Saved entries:
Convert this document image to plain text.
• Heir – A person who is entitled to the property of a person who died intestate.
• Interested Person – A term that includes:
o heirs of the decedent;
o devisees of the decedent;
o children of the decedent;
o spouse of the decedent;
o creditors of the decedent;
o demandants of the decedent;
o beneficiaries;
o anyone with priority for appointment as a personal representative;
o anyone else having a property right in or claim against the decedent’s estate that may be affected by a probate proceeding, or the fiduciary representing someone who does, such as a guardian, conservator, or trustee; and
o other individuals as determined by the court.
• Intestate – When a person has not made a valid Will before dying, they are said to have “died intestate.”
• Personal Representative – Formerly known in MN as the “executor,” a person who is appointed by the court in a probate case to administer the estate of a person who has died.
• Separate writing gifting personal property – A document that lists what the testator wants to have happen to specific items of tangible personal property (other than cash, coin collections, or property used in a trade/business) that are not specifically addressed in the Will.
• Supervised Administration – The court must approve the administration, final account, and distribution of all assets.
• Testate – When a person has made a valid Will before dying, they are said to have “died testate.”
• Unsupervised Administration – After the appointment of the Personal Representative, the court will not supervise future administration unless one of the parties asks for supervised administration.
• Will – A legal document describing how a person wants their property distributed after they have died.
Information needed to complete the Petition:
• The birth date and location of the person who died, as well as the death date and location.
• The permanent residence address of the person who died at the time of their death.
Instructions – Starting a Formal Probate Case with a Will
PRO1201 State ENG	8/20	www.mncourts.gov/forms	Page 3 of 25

*Task statement*
Give only the number of lines above that hold the string "other".

*Finished task*
2